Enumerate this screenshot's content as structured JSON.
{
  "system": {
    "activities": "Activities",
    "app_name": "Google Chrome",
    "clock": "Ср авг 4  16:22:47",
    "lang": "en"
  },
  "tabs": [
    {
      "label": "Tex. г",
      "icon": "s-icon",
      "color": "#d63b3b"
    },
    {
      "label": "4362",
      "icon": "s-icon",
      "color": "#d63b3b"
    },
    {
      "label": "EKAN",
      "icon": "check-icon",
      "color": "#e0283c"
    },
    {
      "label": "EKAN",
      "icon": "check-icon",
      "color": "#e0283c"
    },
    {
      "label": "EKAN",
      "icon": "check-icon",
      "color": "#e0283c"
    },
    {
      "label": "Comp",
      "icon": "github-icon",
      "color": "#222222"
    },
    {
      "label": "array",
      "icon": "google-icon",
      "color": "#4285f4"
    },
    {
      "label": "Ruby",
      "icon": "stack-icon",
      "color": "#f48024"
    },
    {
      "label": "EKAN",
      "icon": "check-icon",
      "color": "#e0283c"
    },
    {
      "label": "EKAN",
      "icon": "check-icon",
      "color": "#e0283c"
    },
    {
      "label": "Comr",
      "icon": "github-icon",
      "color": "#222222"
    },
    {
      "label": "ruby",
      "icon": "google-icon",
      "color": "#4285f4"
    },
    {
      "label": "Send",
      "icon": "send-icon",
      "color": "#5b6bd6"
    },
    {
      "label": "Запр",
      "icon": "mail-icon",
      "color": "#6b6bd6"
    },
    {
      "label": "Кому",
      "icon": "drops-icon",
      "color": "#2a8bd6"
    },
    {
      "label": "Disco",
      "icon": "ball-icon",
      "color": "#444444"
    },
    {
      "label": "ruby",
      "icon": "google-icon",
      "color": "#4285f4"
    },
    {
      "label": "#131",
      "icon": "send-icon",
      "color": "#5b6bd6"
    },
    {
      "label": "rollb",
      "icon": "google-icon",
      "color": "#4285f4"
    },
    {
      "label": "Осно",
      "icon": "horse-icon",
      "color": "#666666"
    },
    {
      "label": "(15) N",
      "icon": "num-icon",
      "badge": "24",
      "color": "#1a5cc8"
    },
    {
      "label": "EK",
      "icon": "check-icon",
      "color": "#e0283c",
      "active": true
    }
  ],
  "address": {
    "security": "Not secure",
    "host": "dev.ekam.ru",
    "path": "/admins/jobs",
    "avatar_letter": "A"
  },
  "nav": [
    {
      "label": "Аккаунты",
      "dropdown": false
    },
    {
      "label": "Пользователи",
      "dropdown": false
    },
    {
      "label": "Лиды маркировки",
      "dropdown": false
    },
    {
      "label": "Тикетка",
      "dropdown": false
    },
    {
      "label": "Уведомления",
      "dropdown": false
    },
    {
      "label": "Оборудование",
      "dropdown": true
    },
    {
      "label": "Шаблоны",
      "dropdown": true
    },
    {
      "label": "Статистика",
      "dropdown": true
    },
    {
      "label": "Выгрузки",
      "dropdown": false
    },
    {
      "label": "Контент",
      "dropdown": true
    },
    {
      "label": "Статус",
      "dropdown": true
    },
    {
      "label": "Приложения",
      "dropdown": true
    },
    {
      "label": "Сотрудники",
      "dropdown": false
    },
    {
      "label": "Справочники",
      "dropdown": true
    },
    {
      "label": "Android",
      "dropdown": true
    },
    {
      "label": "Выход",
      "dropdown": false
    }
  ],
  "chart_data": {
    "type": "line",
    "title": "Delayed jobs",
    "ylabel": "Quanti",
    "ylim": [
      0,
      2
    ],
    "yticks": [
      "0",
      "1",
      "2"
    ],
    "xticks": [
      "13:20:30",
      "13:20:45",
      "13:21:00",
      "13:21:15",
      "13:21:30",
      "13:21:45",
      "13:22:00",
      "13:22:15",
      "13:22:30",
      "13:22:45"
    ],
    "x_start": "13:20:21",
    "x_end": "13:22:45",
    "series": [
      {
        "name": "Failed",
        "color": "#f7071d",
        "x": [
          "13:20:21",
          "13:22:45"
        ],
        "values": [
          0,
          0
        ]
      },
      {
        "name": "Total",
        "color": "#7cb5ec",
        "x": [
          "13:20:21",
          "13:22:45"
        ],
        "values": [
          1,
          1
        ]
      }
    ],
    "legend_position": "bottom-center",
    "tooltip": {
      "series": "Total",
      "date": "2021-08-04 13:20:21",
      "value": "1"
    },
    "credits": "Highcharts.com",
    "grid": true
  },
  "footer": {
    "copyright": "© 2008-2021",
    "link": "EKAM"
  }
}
⁂
[Instructions to follow]
Your task is to print all of the records exactly.

[Answer below]
Enumerate this screenshot's content as structured JSON.
{
  "system": {
    "activities": "Activities",
    "app_name": "Google Chrome",
    "clock": "Ср авг 4  16:22:47",
    "lang": "en"
  },
  "tabs": [
    {
      "label": "Tex. г",
      "icon": "s-icon",
      "color": "#d63b3b"
    },
    {
      "label": "4362",
      "icon": "s-icon",
      "color": "#d63b3b"
    },
    {
      "label": "EKAN",
      "icon": "check-icon",
      "color": "#e0283c"
    },
    {
      "label": "EKAN",
      "icon": "check-icon",
      "color": "#e0283c"
    },
    {
      "label": "EKAN",
      "icon": "check-icon",
      "color": "#e0283c"
    },
    {
      "label": "Comp",
      "icon": "github-icon",
      "color": "#222222"
    },
    {
      "label": "array",
      "icon": "google-icon",
      "color": "#4285f4"
    },
    {
      "label": "Ruby",
      "icon": "stack-icon",
      "color": "#f48024"
    },
    {
      "label": "EKAN",
      "icon": "check-icon",
      "color": "#e0283c"
    },
    {
      "label": "EKAN",
      "icon": "check-icon",
      "color": "#e0283c"
    },
    {
      "label": "Comr",
      "icon": "github-icon",
      "color": "#222222"
    },
    {
      "label": "ruby",
      "icon": "google-icon",
      "color": "#4285f4"
    },
    {
      "label": "Send",
      "icon": "send-icon",
      "color": "#5b6bd6"
    },
    {
      "label": "Запр",
      "icon": "mail-icon",
      "color": "#6b6bd6"
    },
    {
      "label": "Кому",
      "icon": "drops-icon",
      "color": "#2a8bd6"
    },
    {
      "label": "Disco",
      "icon": "ball-icon",
      "color": "#444444"
    },
    {
      "label": "ruby",
      "icon": "google-icon",
      "color": "#4285f4"
    },
    {
      "label": "#131",
      "icon": "send-icon",
      "color": "#5b6bd6"
    },
    {
      "label": "rollb",
      "icon": "google-icon",
      "color": "#4285f4"
    },
    {
      "label": "Осно",
      "icon": "horse-icon",
      "color": "#666666"
    },
    {
      "label": "(15) N",
      "icon": "num-icon",
      "badge": "24",
      "color": "#1a5cc8"
    },
    {
      "label": "EK",
      "icon": "check-icon",
      "color": "#e0283c",
      "active": true
    }
  ],
  "address": {
    "security": "Not secure",
    "host": "dev.ekam.ru",
    "path": "/admins/jobs",
    "avatar_letter": "A"
  },
  "nav": [
    {
      "label": "Аккаунты",
      "dropdown": false
    },
    {
      "label": "Пользователи",
      "dropdown": false
    },
    {
      "label": "Лиды маркировки",
      "dropdown": false
    },
    {
      "label": "Тикетка",
      "dropdown": false
    },
    {
      "label": "Уведомления",
      "dropdown": false
    },
    {
      "label": "Оборудование",
      "dropdown": true
    },
    {
      "label": "Шаблоны",
      "dropdown": true
    },
    {
      "label": "Статистика",
      "dropdown": true
    },
    {
      "label": "Выгрузки",
      "dropdown": false
    },
    {
      "label": "Контент",
      "dropdown": true
    },
    {
      "label": "Статус",
      "dropdown": true
    },
    {
      "label": "Приложения",
      "dropdown": true
    },
    {
      "label": "Сотрудники",
      "dropdown": false
    },
    {
      "label": "Справочники",
      "dropdown": true
    },
    {
      "label": "Android",
      "dropdown": true
    },
    {
      "label": "Выход",
      "dropdown": false
    }
  ],
  "chart_data": {
    "type": "line",
    "title": "Delayed jobs",
    "ylabel": "Quanti",
    "ylim": [
      0,
      2
    ],
    "yticks": [
      "0",
      "1",
      "2"
    ],
    "xticks": [
      "13:20:30",
      "13:20:45",
      "13:21:00",
      "13:21:15",
      "13:21:30",
      "13:21:45",
      "13:22:00",
      "13:22:15",
      "13:22:30",
      "13:22:45"
    ],
    "x_start": "13:20:21",
    "x_end": "13:22:45",
    "series": [
      {
        "name": "Failed",
        "color": "#f7071d",
        "x": [
          "13:20:21",
          "13:22:45"
        ],
        "values": [
          0,
          0
        ]
      },
      {
        "name": "Total",
        "color": "#7cb5ec",
        "x": [
          "13:20:21",
          "13:22:45"
        ],
        "values": [
          1,
          1
        ]
      }
    ],
    "legend_position": "bottom-center",
    "tooltip": {
      "series": "Total",
      "date": "2021-08-04 13:20:21",
      "value": "1"
    },
    "credits": "Highcharts.com",
    "grid": true
  },
  "footer": {
    "copyright": "© 2008-2021",
    "link": "EKAM"
  }
}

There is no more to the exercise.